### WHAT TO DO
Your task is to extract every entry that follows word for word while excluding the pictures.

□ □ □ □

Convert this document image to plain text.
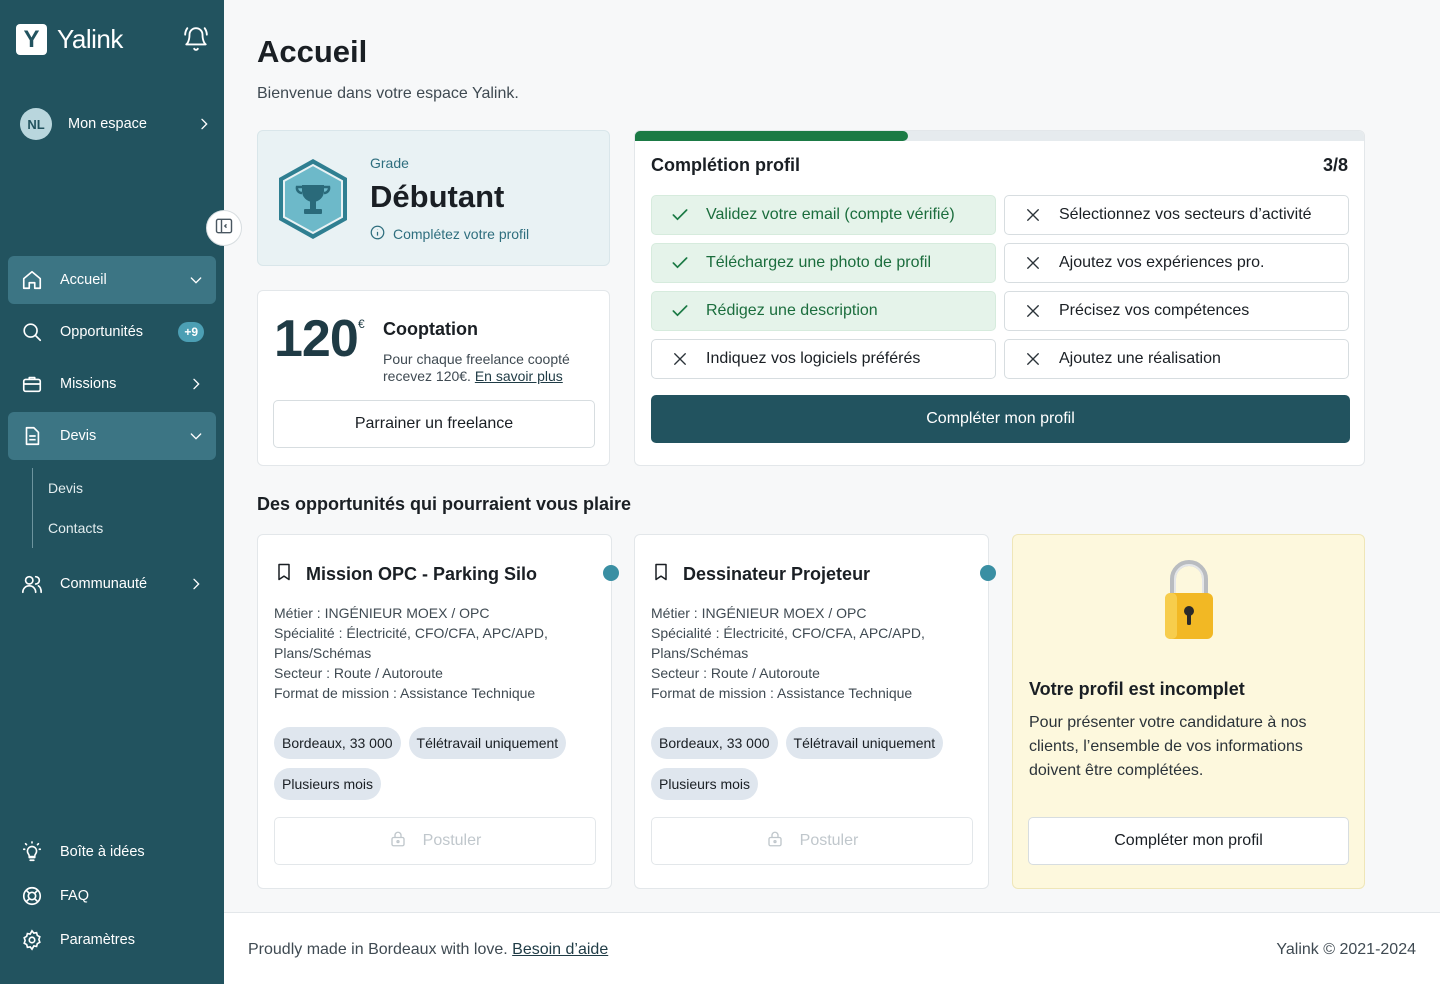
Y Yalink
NL	Mon espace
Accueil
Opportunités	+9
Missions
Devis
Devis
Contacts
Communauté
Boîte à idées
FAQ
Paramètres
Accueil

Bienvenue dans votre espace Yalink.

Grade
Débutant
Complétez votre profil
120 € Cooptation
Pour chaque freelance coopté recevez 120€. En savoir plus
Parrainer un freelance
Complétion profil	3/8
Validez votre email (compte vérifié)
Téléchargez une photo de profil
Rédigez une description
Indiquez vos logiciels préférés
Sélectionnez vos secteurs d’activité
Ajoutez vos expériences pro.
Précisez vos compétences
Ajoutez une réalisation
Compléter mon profil
Des opportunités qui pourraient vous plaire
Mission OPC - Parking Silo
Métier : INGÉNIEUR MOEX / OPC
Spécialité : Électricité, CFO/CFA, APC/APD, Plans/Schémas
Secteur : Route / Autoroute
Format de mission : Assistance Technique
Bordeaux, 33 000	Télétravail uniquement
Plusieurs mois
Postuler
Dessinateur Projeteur
Métier : INGÉNIEUR MOEX / OPC
Spécialité : Électricité, CFO/CFA, APC/APD, Plans/Schémas
Secteur : Route / Autoroute
Format de mission : Assistance Technique
Bordeaux, 33 000	Télétravail uniquement
Plusieurs mois
Postuler
Votre profil est incomplet
Pour présenter votre candidature à nos clients, l’ensemble de vos informations doivent être complétées.
Compléter mon profil
Proudly made in Bordeaux with love. Besoin d’aide	Yalink © 2021-2024
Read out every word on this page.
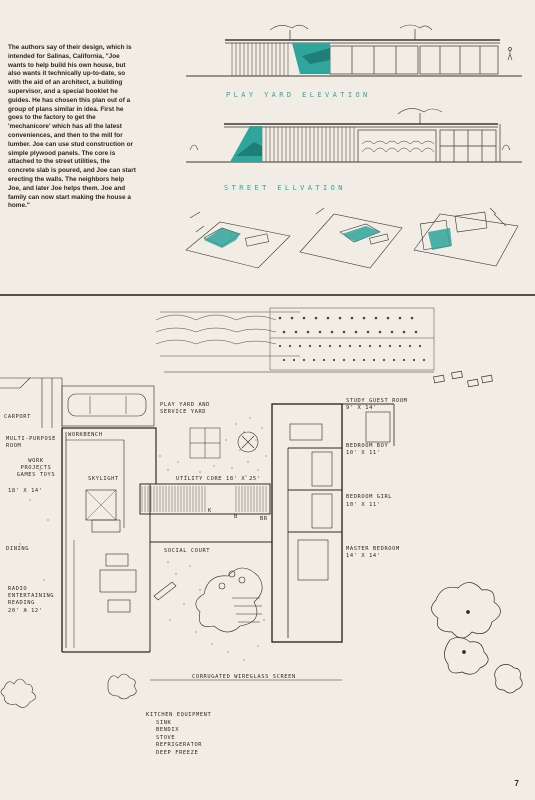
The authors say of their design, which is intended for Salinas, California, "Joe wants to help build his own house, but also wants it technically up-to-date, so with the aid of an architect, a building supervisor, and a special booklet he guides. He has chosen this plan out of a group of plans similar in idea. First he goes to the factory to get the 'mechanicore' which has all the latest conveniences, and then to the mill for lumber. Joe can use stud construction or simple plywood panels. The core is attached to the street utilities, the concrete slab is poured, and Joe can start erecting the walls. The neighbors help Joe, and later Joe helps them. Joe and family can now start making the house a home."
PLAY YARD ELEVATION
STREET ELLVATION
CARPORT
MULTI-PURPOSE ROOM
WORK PROJECTS GAMES TOYS
18' X 14'
WORKBENCH
SKYLIGHT
PLAY YARD AND SERVICE YARD
UTILITY CORE 18' X 25'
K
B	BR
STUDY GUEST ROOM
9' X 14'
BEDROOM BOY
10' X 11'
BEDROOM GIRL
10' X 11'
MASTER BEDROOM
14' X 14'
DINING	SOCIAL COURT
RADIO ENTERTAINING READING
20' X 12'
CORRUGATED WIREGLASS SCREEN
KITCHEN EQUIPMENT
SINK
BENDIX
STOVE
REFRIGERATOR
DEEP FREEZE
7
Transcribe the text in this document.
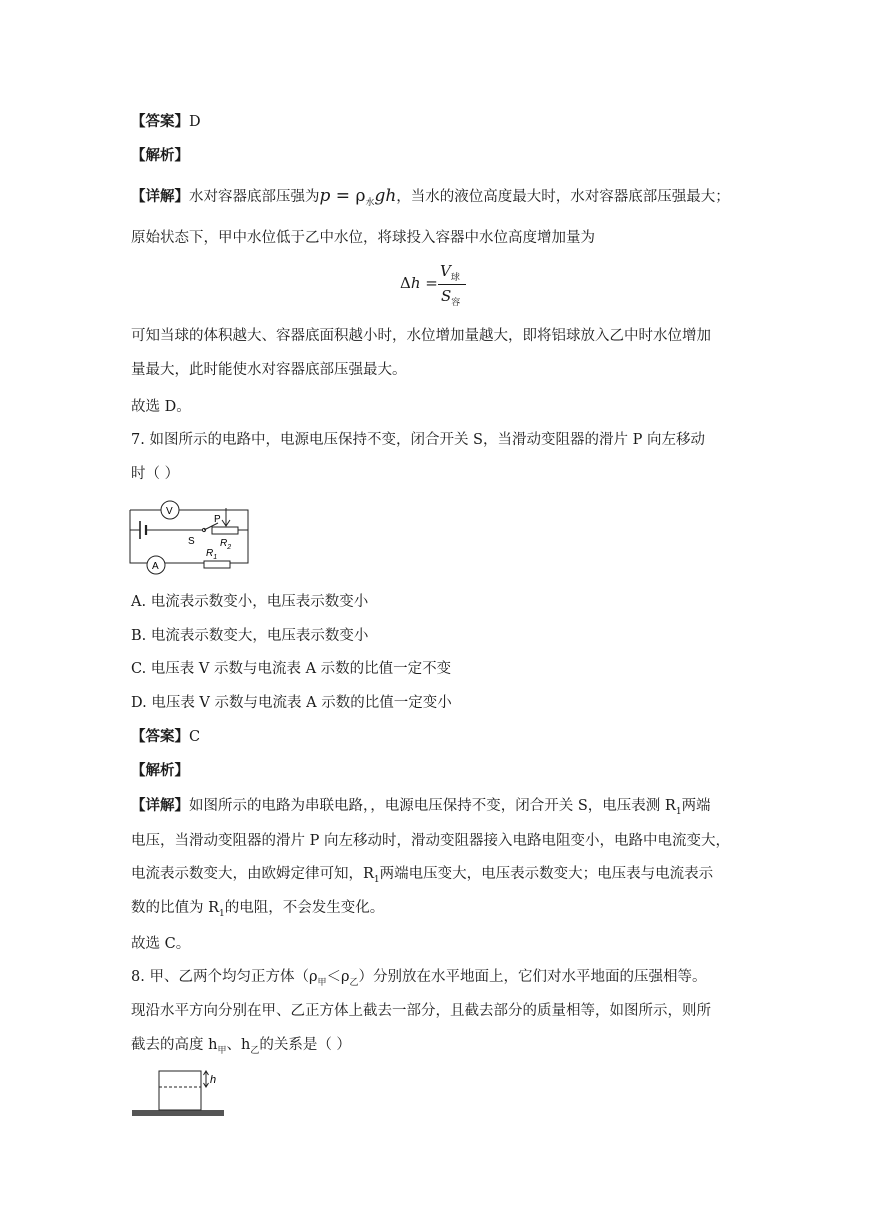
【答案】D
【解析】
【详解】水对容器底部压强为$p = \rho_水gh$，当水的液位高度最大时，水对容器底部压强最大；
原始状态下，甲中水位低于乙中水位，将球投入容器中水位高度增加量为
Δh =
$V_球$
$S_容$
可知当球的体积越大、容器底面积越小时，水位增加量越大，即将铝球放入乙中时水位增加
量最大，此时能使水对容器底部压强最大。
故选 D。
7. 如图所示的电路中，电源电压保持不变，闭合开关 S，当滑动变阻器的滑片 P 向左移动
时（ ）
V
A
S
P
$R_2$
$R_1$
A. 电流表示数变小，电压表示数变小
B. 电流表示数变大，电压表示数变小
C. 电压表 V 示数与电流表 A 示数的比值一定不变
D. 电压表 V 示数与电流表 A 示数的比值一定变小
【答案】C
【解析】
【详解】如图所示的电路为串联电路，，电源电压保持不变，闭合开关 S，电压表测 $R_1$两端
电压，当滑动变阻器的滑片 P 向左移动时，滑动变阻器接入电路电阻变小，电路中电流变大，
电流表示数变大，由欧姆定律可知，$R_1$两端电压变大，电压表示数变大；电压表与电流表示
数的比值为 $R_1$的电阻，不会发生变化。
故选 C。
8. 甲、乙两个均匀正方体$(\rho_甲<\rho_乙)$分别放在水平地面上，它们对水平地面的压强相等。
现沿水平方向分别在甲、乙正方体上截去一部分，且截去部分的质量相等，如图所示，则所
截去的高度 $h_甲$、$h_乙$的关系是（ ）
h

□ □ □ □

### RESULT
Convert this document image to plain text.
Y Yalink
NL	Mon espace
Accueil
Opportunités	+9
Missions
Devis
Devis
Contacts
Communauté
Boîte à idées
FAQ
Paramètres
Accueil

Bienvenue dans votre espace Yalink.

Grade
Débutant
Complétez votre profil
120 € Cooptation
Pour chaque freelance coopté recevez 120€. En savoir plus
Parrainer un freelance
Complétion profil	3/8
Validez votre email (compte vérifié)
Téléchargez une photo de profil
Rédigez une description
Indiquez vos logiciels préférés
Sélectionnez vos secteurs d’activité
Ajoutez vos expériences pro.
Précisez vos compétences
Ajoutez une réalisation
Compléter mon profil
Des opportunités qui pourraient vous plaire
Mission OPC - Parking Silo
Métier : INGÉNIEUR MOEX / OPC
Spécialité : Électricité, CFO/CFA, APC/APD, Plans/Schémas
Secteur : Route / Autoroute
Format de mission : Assistance Technique
Bordeaux, 33 000	Télétravail uniquement
Plusieurs mois
Postuler
Dessinateur Projeteur
Métier : INGÉNIEUR MOEX / OPC
Spécialité : Électricité, CFO/CFA, APC/APD, Plans/Schémas
Secteur : Route / Autoroute
Format de mission : Assistance Technique
Bordeaux, 33 000	Télétravail uniquement
Plusieurs mois
Postuler
Votre profil est incomplet
Pour présenter votre candidature à nos clients, l’ensemble de vos informations doivent être complétées.
Compléter mon profil
Proudly made in Bordeaux with love. Besoin d’aide	Yalink © 2021-2024
Read out every word on this page.
The authors say of their design, which is intended for Salinas, California, "Joe wants to help build his own house, but also wants it technically up-to-date, so with the aid of an architect, a building supervisor, and a special booklet he guides. He has chosen this plan out of a group of plans similar in idea. First he goes to the factory to get the 'mechanicore' which has all the latest conveniences, and then to the mill for lumber. Joe can use stud construction or simple plywood panels. The core is attached to the street utilities, the concrete slab is poured, and Joe can start erecting the walls. The neighbors help Joe, and later Joe helps them. Joe and family can now start making the house a home."
PLAY YARD ELEVATION
STREET ELLVATION
CARPORT
MULTI-PURPOSE ROOM
WORK PROJECTS GAMES TOYS
18' X 14'
WORKBENCH
SKYLIGHT
PLAY YARD AND SERVICE YARD
UTILITY CORE 18' X 25'
K
B	BR
STUDY GUEST ROOM
9' X 14'
BEDROOM BOY
10' X 11'
BEDROOM GIRL
10' X 11'
MASTER BEDROOM
14' X 14'
DINING	SOCIAL COURT
RADIO ENTERTAINING READING
20' X 12'
CORRUGATED WIREGLASS SCREEN
KITCHEN EQUIPMENT
SINK
BENDIX
STOVE
REFRIGERATOR
DEEP FREEZE
7
Transcribe the text in this document.
【答案】D
【解析】
【详解】水对容器底部压强为$p = \rho_水gh$，当水的液位高度最大时，水对容器底部压强最大；
原始状态下，甲中水位低于乙中水位，将球投入容器中水位高度增加量为
Δh =
$V_球$
$S_容$
可知当球的体积越大、容器底面积越小时，水位增加量越大，即将铝球放入乙中时水位增加
量最大，此时能使水对容器底部压强最大。
故选 D。
7. 如图所示的电路中，电源电压保持不变，闭合开关 S，当滑动变阻器的滑片 P 向左移动
时（ ）
V
A
S
P
$R_2$
$R_1$
A. 电流表示数变小，电压表示数变小
B. 电流表示数变大，电压表示数变小
C. 电压表 V 示数与电流表 A 示数的比值一定不变
D. 电压表 V 示数与电流表 A 示数的比值一定变小
【答案】C
【解析】
【详解】如图所示的电路为串联电路，，电源电压保持不变，闭合开关 S，电压表测 $R_1$两端
电压，当滑动变阻器的滑片 P 向左移动时，滑动变阻器接入电路电阻变小，电路中电流变大，
电流表示数变大，由欧姆定律可知，$R_1$两端电压变大，电压表示数变大；电压表与电流表示
数的比值为 $R_1$的电阻，不会发生变化。
故选 C。
8. 甲、乙两个均匀正方体$(\rho_甲<\rho_乙)$分别放在水平地面上，它们对水平地面的压强相等。
现沿水平方向分别在甲、乙正方体上截去一部分，且截去部分的质量相等，如图所示，则所
截去的高度 $h_甲$、$h_乙$的关系是（ ）
h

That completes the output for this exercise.